Stored data entries

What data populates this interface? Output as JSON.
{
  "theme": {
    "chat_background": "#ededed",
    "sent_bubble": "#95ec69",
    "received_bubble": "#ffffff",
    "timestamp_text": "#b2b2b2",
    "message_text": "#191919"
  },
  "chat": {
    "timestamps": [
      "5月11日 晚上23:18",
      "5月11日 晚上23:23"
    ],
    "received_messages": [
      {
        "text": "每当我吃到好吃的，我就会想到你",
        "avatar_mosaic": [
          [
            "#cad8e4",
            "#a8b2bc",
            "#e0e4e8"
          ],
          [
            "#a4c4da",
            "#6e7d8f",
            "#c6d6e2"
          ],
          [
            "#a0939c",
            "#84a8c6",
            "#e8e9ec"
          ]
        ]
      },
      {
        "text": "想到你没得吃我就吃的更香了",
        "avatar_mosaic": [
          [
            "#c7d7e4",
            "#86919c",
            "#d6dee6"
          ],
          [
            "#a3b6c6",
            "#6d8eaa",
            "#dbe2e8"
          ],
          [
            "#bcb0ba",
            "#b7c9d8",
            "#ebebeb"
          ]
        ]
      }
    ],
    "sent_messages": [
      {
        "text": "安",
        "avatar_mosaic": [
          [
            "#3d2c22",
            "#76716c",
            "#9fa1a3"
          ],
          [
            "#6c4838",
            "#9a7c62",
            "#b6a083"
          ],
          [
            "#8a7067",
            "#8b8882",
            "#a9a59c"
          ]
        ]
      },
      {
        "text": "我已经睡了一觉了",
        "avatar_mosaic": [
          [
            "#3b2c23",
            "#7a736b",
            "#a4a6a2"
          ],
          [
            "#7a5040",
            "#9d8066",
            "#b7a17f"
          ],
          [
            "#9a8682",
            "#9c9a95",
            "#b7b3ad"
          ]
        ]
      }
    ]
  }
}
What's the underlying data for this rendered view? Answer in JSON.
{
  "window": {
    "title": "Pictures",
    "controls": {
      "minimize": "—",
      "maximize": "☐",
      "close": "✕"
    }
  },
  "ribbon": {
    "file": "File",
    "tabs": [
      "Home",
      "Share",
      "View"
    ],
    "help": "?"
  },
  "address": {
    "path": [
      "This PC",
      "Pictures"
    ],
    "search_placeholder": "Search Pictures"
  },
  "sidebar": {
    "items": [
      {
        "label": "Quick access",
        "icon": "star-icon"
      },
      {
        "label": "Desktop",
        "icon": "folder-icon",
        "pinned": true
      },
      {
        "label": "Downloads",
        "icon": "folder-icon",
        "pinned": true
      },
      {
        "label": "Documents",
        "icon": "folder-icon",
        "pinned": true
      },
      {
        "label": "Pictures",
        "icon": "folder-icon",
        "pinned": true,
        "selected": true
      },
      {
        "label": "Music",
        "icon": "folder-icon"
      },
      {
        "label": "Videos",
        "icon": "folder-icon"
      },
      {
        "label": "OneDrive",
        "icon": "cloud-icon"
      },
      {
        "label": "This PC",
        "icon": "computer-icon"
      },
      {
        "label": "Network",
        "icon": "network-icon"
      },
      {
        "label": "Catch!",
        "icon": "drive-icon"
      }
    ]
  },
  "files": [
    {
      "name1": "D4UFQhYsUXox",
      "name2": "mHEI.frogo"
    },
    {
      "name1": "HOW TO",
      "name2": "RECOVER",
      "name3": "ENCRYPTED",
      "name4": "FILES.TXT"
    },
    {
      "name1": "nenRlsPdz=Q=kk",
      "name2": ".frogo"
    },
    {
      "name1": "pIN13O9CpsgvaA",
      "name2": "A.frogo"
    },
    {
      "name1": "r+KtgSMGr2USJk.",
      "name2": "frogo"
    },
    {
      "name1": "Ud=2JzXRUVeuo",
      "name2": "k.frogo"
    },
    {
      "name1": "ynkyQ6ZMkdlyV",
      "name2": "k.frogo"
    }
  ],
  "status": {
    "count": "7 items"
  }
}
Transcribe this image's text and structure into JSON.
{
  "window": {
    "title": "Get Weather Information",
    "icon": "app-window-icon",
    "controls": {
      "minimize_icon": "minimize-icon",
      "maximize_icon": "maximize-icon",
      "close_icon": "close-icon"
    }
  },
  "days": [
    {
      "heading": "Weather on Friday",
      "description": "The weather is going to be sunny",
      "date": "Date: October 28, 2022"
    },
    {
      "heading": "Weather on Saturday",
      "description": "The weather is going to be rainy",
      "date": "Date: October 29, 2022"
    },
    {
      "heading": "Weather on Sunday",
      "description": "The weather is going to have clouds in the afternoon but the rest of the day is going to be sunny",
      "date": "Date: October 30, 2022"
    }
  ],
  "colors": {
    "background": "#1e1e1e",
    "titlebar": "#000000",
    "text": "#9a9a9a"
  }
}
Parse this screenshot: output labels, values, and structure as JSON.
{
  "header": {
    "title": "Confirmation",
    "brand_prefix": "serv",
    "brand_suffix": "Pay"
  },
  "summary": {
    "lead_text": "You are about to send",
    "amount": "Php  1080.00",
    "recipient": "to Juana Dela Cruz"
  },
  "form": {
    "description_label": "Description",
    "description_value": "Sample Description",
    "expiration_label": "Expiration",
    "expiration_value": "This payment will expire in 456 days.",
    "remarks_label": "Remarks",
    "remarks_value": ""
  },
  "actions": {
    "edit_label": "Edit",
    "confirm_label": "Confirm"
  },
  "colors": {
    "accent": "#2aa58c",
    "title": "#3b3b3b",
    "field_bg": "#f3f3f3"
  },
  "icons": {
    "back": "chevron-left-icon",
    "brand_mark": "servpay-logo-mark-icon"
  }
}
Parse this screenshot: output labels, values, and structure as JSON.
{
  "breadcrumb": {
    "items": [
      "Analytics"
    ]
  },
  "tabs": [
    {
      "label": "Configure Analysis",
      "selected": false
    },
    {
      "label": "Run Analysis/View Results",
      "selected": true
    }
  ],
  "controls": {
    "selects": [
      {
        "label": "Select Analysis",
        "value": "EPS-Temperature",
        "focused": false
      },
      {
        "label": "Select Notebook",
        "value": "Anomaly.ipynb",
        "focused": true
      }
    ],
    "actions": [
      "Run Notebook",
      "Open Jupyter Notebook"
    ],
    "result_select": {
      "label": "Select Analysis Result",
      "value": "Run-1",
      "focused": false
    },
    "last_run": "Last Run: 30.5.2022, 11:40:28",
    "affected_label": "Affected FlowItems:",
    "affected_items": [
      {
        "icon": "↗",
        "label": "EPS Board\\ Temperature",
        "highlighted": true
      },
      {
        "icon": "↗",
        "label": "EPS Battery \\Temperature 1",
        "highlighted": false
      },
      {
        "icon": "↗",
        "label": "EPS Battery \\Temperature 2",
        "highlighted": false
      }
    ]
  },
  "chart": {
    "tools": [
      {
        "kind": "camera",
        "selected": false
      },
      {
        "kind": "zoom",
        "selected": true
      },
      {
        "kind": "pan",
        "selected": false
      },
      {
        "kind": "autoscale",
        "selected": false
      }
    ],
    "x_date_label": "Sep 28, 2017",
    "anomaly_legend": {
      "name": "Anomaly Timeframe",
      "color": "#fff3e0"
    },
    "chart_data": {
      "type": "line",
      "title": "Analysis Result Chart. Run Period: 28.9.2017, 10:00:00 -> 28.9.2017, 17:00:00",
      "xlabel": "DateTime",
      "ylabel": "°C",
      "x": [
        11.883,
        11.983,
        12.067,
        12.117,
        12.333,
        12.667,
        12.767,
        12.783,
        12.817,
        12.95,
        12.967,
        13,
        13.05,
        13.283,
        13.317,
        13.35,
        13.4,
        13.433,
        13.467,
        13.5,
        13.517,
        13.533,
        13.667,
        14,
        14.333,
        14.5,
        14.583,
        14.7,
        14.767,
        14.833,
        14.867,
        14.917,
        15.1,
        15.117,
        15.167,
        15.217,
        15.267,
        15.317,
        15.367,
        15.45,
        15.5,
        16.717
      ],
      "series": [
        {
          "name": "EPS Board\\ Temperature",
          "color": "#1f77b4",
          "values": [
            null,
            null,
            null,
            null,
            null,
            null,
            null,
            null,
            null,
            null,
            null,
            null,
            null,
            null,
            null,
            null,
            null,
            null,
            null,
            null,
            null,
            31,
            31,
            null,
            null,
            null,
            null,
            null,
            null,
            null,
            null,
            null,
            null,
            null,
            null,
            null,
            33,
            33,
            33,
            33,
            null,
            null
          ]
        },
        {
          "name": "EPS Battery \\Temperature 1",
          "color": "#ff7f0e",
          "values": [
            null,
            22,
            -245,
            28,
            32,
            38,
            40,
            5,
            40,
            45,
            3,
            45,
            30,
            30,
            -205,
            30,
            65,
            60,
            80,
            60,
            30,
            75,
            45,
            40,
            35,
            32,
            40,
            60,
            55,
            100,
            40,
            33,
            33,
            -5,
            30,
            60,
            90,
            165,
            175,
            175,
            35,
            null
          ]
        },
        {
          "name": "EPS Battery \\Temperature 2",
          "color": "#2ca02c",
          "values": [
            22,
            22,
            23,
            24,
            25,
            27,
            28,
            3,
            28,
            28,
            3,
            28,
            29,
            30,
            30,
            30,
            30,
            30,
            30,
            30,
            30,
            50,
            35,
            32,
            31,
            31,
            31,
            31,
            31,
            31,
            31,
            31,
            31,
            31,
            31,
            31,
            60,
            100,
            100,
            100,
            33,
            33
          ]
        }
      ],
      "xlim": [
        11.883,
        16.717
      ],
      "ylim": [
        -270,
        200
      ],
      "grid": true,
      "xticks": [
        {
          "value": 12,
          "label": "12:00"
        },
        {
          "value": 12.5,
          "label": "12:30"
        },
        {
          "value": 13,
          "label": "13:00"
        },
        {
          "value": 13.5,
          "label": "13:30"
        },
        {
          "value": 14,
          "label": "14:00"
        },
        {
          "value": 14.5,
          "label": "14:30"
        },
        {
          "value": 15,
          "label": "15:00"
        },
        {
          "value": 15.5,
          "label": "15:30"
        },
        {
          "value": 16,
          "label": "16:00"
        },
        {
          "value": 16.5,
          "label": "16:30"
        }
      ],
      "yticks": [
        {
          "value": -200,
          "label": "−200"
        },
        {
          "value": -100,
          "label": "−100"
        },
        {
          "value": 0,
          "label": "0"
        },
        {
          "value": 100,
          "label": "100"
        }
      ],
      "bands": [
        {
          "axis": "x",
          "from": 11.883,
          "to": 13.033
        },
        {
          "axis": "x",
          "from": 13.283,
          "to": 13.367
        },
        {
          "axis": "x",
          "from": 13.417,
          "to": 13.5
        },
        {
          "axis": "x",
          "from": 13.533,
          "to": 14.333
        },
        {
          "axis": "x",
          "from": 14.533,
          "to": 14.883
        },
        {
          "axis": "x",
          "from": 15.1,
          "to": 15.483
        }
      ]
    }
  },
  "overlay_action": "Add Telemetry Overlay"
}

Problem statement: Extract all lines from the material above that include the word "Battery".

Solved problem:
        "label": "EPS Battery \\Temperature 1",
        "label": "EPS Battery \\Temperature 2",
          "name": "EPS Battery \\Temperature 1",
          "name": "EPS Battery \\Temperature 2",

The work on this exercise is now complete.